- Task goal -
Pick every line from the data that holds the word "SSxx".

- Exercise inputs -
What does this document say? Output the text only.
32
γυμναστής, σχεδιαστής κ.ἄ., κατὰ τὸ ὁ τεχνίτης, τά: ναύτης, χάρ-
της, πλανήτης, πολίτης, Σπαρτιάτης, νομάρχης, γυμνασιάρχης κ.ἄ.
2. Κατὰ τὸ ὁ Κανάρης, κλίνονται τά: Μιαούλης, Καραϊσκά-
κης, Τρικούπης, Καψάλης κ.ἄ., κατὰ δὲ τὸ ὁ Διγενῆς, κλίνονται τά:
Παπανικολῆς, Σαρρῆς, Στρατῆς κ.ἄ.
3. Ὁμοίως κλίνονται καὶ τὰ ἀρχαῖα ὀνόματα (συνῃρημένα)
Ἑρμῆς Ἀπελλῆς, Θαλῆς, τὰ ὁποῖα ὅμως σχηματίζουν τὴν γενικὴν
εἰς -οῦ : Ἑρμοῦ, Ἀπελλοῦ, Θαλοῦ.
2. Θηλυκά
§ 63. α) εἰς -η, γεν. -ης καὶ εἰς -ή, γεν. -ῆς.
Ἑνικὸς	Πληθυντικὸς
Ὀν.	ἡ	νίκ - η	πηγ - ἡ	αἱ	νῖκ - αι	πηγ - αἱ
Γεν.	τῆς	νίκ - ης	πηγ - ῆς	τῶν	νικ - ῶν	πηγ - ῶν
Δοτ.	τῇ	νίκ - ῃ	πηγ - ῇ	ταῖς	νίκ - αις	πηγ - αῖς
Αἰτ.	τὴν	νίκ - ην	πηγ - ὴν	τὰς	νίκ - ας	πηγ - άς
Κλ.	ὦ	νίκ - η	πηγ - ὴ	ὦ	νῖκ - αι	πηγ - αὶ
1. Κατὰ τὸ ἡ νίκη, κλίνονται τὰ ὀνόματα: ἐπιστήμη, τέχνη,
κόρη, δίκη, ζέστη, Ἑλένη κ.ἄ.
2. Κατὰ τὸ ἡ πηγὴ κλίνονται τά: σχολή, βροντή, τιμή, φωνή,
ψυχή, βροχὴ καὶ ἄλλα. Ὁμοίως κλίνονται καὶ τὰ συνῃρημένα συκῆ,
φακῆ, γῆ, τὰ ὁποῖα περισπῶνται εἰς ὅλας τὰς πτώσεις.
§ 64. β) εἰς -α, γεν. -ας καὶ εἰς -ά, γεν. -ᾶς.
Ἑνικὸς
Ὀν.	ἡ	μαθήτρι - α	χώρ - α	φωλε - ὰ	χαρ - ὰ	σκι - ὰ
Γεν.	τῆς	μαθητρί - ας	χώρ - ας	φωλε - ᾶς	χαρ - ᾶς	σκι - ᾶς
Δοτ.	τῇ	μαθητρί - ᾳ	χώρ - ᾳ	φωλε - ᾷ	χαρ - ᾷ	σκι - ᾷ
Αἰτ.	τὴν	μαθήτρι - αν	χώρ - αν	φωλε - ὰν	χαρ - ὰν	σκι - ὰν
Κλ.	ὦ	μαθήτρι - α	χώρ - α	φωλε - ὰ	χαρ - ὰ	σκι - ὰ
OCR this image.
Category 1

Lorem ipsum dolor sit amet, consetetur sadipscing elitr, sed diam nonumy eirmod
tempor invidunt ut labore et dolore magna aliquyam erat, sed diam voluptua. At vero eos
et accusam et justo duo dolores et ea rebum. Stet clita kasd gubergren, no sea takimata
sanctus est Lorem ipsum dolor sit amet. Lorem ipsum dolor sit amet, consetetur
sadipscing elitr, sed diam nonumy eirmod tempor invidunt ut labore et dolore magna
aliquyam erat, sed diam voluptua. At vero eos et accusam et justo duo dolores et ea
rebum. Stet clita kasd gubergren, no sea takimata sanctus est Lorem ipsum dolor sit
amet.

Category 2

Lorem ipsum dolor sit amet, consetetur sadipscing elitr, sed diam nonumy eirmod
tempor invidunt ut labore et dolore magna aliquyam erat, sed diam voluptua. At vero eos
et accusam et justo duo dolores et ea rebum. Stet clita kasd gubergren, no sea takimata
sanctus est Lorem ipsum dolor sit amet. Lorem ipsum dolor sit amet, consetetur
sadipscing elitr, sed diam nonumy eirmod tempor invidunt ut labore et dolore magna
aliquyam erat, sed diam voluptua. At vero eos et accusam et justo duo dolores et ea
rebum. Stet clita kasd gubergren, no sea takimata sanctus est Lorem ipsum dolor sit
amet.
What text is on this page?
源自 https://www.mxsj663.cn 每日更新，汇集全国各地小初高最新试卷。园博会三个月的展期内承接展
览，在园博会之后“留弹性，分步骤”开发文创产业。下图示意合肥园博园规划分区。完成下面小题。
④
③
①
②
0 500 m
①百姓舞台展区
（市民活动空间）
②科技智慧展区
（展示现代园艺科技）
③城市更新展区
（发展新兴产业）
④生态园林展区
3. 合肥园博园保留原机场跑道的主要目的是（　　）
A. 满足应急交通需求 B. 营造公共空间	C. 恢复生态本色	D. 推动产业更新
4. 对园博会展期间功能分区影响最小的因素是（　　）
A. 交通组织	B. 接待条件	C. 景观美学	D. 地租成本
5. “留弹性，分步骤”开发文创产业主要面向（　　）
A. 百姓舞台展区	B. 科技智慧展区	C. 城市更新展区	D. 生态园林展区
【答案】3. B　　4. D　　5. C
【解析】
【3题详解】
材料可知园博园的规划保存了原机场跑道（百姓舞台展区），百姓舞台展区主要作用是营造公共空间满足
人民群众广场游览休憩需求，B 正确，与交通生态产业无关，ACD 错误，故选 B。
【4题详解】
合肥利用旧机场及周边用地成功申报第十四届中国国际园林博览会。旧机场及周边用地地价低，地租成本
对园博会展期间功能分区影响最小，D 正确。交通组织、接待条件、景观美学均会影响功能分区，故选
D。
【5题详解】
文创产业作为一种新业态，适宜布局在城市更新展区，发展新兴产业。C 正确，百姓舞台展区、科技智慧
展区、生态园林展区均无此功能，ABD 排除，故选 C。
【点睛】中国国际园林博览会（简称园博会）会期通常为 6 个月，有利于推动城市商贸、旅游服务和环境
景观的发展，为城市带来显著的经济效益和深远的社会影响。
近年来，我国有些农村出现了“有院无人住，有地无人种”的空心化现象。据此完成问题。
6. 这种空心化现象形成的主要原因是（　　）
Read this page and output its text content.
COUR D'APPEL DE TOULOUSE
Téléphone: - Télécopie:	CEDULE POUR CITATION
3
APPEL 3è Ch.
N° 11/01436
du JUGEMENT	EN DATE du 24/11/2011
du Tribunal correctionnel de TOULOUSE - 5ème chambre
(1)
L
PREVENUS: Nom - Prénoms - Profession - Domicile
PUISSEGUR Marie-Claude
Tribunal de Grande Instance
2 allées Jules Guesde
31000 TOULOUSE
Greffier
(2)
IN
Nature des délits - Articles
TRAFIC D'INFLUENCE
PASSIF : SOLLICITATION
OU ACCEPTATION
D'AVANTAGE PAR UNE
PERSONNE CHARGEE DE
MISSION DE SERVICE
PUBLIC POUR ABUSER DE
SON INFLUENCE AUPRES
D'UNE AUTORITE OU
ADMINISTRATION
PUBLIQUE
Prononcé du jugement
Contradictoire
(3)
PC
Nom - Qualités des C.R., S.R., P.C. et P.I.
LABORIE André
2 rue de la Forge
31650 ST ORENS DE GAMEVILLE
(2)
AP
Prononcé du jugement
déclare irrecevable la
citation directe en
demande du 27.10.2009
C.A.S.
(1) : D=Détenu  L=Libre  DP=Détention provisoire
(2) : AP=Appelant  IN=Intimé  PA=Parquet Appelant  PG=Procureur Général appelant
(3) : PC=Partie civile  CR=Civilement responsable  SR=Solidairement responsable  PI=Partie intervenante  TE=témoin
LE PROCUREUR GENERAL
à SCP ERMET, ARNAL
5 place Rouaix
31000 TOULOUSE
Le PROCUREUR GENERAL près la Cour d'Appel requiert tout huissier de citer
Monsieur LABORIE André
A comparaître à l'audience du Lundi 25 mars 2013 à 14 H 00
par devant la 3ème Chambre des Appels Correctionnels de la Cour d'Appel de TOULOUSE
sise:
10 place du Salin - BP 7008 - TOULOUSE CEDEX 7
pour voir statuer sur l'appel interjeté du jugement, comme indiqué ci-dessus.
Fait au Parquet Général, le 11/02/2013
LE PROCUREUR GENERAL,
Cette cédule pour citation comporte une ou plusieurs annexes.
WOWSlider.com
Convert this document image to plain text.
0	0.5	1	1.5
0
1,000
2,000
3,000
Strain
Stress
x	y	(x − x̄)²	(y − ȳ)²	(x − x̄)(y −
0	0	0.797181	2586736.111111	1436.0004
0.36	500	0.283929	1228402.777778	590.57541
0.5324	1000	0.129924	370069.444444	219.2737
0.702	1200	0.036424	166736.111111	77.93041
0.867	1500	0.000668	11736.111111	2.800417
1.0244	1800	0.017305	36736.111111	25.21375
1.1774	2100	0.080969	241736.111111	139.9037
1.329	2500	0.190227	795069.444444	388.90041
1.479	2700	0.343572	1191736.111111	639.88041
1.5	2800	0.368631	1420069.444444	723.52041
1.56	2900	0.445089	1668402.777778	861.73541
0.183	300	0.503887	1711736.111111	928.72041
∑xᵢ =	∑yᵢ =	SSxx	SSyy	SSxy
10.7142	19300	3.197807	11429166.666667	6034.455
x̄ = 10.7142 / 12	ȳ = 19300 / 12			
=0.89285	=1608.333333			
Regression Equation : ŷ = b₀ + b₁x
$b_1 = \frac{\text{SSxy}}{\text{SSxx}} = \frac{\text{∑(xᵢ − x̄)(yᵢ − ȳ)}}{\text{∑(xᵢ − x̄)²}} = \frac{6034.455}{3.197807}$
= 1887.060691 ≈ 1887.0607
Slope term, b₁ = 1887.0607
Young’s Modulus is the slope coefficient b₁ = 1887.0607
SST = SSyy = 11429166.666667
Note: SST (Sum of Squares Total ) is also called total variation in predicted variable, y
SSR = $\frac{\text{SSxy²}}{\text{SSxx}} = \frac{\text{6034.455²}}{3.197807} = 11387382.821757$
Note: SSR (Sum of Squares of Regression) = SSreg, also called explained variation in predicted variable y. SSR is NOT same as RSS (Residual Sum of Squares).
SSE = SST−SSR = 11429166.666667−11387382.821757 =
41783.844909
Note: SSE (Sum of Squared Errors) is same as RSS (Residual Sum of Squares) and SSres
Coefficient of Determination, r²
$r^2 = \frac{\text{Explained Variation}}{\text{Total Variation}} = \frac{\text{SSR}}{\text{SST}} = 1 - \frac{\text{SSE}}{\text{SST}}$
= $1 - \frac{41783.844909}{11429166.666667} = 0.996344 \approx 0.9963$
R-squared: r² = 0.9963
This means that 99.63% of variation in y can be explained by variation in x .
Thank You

- Exercise output -
∑xᵢ =	∑yᵢ =	SSxx	SSyy	SSxy
$b_1 = \frac{\text{SSxy}}{\text{SSxx}} = \frac{\text{∑(xᵢ − x̄)(yᵢ − ȳ)}}{\text{∑(xᵢ − x̄)²}} = \frac{6034.455}{3.197807}$
SSR = $\frac{\text{SSxy²}}{\text{SSxx}} = \frac{\text{6034.455²}}{3.197807} = 11387382.821757$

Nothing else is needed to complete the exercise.